__PROBLEM TO SOLVE__.
Would you pull out every line of the material that contains the string "text"?

==========

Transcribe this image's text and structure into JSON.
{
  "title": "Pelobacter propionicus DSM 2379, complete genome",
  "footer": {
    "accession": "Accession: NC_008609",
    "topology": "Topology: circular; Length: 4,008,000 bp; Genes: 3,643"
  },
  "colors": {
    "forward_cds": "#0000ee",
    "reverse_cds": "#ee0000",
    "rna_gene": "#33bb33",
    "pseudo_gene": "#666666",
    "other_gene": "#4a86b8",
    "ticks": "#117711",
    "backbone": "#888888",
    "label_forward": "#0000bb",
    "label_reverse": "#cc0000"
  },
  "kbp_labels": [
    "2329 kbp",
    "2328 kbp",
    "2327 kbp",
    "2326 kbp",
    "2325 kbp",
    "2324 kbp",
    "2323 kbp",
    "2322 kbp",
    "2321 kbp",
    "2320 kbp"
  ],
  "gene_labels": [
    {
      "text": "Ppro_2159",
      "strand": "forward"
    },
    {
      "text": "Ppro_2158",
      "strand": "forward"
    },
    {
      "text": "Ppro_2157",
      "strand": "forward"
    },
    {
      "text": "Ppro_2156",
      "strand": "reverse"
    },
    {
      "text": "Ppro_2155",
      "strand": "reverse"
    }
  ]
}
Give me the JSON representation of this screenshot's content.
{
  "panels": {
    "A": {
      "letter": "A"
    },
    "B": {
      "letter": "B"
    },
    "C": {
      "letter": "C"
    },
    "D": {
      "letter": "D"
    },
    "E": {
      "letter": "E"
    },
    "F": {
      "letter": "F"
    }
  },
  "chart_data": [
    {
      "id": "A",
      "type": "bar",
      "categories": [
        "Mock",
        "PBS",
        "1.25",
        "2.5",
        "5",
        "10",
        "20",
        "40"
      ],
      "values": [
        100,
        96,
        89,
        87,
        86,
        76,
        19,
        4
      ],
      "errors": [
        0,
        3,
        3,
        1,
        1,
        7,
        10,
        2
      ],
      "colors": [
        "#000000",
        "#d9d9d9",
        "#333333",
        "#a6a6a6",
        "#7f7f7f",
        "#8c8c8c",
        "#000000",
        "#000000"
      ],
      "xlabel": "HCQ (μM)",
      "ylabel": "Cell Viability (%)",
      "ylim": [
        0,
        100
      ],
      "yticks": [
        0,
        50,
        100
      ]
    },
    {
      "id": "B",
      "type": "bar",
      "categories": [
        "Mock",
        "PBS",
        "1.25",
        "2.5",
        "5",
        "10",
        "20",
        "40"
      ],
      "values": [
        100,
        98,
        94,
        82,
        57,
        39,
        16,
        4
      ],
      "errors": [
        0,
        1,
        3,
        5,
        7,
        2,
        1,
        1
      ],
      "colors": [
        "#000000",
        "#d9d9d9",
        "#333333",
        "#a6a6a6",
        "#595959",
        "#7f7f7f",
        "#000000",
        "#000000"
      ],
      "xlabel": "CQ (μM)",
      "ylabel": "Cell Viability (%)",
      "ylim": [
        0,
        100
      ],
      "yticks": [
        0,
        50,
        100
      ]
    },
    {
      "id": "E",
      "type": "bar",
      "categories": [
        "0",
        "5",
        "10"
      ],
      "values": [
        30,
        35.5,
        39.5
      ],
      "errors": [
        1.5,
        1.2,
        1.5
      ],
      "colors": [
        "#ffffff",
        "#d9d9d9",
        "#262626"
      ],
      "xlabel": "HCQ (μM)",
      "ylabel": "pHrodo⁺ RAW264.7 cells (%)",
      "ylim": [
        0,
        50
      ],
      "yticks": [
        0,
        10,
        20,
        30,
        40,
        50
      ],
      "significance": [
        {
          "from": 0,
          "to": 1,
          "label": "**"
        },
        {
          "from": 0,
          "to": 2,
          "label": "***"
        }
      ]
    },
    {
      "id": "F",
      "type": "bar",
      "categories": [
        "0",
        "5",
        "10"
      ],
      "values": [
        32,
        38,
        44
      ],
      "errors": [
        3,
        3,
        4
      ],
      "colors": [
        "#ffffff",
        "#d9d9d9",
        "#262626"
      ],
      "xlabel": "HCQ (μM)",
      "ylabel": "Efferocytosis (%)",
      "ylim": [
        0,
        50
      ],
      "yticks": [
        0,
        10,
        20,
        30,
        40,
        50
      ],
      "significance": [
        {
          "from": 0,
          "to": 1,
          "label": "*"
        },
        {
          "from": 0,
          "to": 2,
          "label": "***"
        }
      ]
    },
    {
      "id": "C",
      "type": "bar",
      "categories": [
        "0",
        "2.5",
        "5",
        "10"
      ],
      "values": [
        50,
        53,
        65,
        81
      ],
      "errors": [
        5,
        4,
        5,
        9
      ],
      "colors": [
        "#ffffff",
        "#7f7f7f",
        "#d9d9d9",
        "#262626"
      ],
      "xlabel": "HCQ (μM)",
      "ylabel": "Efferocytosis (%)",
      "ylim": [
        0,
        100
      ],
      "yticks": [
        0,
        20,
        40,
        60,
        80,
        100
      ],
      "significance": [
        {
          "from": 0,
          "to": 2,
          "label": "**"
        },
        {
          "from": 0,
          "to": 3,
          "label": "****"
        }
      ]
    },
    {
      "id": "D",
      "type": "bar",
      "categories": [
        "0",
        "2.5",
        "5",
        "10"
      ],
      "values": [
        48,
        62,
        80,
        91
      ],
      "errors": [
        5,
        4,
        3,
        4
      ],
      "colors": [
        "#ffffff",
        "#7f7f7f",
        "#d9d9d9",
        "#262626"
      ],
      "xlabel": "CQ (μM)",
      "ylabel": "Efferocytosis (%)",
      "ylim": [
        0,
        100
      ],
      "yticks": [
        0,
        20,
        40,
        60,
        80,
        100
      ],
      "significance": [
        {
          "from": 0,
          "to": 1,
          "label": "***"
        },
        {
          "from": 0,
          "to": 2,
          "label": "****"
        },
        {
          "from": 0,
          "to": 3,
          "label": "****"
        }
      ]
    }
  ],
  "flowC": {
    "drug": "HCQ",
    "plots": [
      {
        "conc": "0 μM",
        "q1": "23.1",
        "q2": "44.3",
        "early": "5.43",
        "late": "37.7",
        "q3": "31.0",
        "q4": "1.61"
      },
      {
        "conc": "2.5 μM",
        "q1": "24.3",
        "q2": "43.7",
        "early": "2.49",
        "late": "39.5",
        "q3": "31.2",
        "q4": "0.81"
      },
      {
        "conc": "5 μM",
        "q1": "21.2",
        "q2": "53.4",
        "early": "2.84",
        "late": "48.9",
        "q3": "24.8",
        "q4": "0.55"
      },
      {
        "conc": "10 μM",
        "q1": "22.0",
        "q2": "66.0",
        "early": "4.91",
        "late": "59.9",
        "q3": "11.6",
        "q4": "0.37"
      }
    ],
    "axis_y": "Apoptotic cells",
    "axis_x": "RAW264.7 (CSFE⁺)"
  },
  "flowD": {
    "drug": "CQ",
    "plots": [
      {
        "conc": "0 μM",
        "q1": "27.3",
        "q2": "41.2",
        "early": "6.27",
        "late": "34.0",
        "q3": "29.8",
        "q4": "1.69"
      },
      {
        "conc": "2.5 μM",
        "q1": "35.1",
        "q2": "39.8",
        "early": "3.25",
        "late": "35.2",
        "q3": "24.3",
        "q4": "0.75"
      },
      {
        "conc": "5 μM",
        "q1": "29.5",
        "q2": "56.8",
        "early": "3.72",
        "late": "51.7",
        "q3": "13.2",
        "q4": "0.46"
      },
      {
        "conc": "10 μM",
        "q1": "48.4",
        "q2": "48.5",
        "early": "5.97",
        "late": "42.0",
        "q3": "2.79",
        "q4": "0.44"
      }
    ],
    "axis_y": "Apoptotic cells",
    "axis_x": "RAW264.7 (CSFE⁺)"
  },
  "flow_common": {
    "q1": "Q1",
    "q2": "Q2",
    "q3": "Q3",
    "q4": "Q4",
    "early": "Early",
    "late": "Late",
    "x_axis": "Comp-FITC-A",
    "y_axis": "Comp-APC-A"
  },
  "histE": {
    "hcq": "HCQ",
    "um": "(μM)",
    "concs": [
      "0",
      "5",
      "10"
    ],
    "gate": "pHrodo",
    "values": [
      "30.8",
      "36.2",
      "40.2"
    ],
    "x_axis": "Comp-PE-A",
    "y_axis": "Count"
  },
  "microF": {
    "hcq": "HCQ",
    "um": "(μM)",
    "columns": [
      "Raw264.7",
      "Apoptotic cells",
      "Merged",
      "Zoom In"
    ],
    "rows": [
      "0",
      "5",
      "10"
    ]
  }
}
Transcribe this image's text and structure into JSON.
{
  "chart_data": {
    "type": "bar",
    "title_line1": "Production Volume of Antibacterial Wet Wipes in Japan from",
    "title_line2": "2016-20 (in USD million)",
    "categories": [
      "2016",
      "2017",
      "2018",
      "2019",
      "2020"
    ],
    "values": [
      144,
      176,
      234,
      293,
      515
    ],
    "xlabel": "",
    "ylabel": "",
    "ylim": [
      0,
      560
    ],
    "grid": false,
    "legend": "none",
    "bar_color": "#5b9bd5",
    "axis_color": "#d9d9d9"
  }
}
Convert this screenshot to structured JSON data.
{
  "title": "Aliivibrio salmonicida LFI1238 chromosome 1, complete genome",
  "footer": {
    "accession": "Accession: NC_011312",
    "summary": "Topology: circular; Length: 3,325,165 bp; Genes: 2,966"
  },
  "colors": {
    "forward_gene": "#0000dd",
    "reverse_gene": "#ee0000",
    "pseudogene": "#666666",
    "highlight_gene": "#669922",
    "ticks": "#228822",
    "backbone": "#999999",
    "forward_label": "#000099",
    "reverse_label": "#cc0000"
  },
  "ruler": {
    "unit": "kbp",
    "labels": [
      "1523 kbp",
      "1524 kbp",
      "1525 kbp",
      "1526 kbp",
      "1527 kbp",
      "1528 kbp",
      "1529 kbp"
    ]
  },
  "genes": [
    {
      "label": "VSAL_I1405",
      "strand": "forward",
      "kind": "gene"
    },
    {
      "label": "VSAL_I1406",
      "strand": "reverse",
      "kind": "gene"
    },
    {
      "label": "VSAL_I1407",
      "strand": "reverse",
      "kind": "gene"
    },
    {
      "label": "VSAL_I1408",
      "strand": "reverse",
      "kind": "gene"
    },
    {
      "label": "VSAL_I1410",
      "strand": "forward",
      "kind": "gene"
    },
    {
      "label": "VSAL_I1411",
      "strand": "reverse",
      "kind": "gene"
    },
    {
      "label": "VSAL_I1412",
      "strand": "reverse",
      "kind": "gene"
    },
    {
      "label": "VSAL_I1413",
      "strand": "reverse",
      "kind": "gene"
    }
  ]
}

==========

__EXERCISE OUTPUT__.
Transcribe this image's text and structure into JSON.
      "text": "Ppro_2159",
      "text": "Ppro_2158",
      "text": "Ppro_2157",
      "text": "Ppro_2156",
      "text": "Ppro_2155",
Transcribe this image's text and structure into JSON.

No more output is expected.